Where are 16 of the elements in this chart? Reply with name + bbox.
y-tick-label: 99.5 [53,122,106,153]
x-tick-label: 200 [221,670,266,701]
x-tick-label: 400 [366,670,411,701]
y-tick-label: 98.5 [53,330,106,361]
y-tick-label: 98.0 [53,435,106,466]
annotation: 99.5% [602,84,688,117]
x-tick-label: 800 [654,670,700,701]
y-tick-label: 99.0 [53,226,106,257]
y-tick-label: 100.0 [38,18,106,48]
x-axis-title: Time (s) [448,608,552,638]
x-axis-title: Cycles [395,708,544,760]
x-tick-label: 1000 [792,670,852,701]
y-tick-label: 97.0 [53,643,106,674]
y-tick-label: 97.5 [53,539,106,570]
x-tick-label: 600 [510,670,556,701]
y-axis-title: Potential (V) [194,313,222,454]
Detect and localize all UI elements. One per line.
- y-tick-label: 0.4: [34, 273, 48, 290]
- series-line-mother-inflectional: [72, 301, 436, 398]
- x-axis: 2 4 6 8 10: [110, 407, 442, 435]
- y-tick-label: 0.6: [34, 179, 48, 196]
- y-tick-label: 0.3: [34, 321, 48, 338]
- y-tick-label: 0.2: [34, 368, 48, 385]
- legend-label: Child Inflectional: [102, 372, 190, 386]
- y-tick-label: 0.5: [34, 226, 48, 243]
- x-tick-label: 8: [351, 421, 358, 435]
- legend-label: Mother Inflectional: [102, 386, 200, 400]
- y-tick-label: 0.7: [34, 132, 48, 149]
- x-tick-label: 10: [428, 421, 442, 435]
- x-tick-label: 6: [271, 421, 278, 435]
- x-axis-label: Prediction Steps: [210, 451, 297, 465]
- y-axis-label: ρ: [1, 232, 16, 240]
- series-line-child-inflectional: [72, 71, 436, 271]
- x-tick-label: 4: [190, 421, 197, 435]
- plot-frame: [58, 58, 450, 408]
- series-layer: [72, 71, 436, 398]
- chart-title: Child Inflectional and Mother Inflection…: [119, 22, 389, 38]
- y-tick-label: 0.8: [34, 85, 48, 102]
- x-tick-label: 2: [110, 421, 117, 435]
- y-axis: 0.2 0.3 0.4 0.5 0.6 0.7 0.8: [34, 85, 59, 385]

====

Instructions to follow: Transcribe every line of the items above verbatim, with nothing altered.

Worked answer:
Where are 16 of the elements in this chart? Reply with name + bbox.
y-tick-label: 99.5 [53,122,106,153]
x-tick-label: 200 [221,670,266,701]
x-tick-label: 400 [366,670,411,701]
y-tick-label: 98.5 [53,330,106,361]
y-tick-label: 98.0 [53,435,106,466]
annotation: 99.5% [602,84,688,117]
x-tick-label: 800 [654,670,700,701]
y-tick-label: 99.0 [53,226,106,257]
y-tick-label: 100.0 [38,18,106,48]
x-axis-title: Time (s) [448,608,552,638]
x-axis-title: Cycles [395,708,544,760]
x-tick-label: 1000 [792,670,852,701]
y-tick-label: 97.0 [53,643,106,674]
y-tick-label: 97.5 [53,539,106,570]
x-tick-label: 600 [510,670,556,701]
y-axis-title: Potential (V) [194,313,222,454]
Detect and localize all UI elements. One per line.
- y-tick-label: 0.4: [34, 273, 48, 290]
- series-line-mother-inflectional: [72, 301, 436, 398]
- x-axis: 2 4 6 8 10: [110, 407, 442, 435]
- y-tick-label: 0.6: [34, 179, 48, 196]
- y-tick-label: 0.3: [34, 321, 48, 338]
- y-tick-label: 0.2: [34, 368, 48, 385]
- legend-label: Child Inflectional: [102, 372, 190, 386]
- y-tick-label: 0.5: [34, 226, 48, 243]
- x-tick-label: 8: [351, 421, 358, 435]
- legend-label: Mother Inflectional: [102, 386, 200, 400]
- y-tick-label: 0.7: [34, 132, 48, 149]
- x-tick-label: 10: [428, 421, 442, 435]
- x-tick-label: 6: [271, 421, 278, 435]
- x-axis-label: Prediction Steps: [210, 451, 297, 465]
- y-axis-label: ρ: [1, 232, 16, 240]
- series-line-child-inflectional: [72, 71, 436, 271]
- x-tick-label: 4: [190, 421, 197, 435]
- plot-frame: [58, 58, 450, 408]
- series-layer: [72, 71, 436, 398]
- chart-title: Child Inflectional and Mother Inflection…: [119, 22, 389, 38]
- y-tick-label: 0.8: [34, 85, 48, 102]
- x-tick-label: 2: [110, 421, 117, 435]
- y-axis: 0.2 0.3 0.4 0.5 0.6 0.7 0.8: [34, 85, 59, 385]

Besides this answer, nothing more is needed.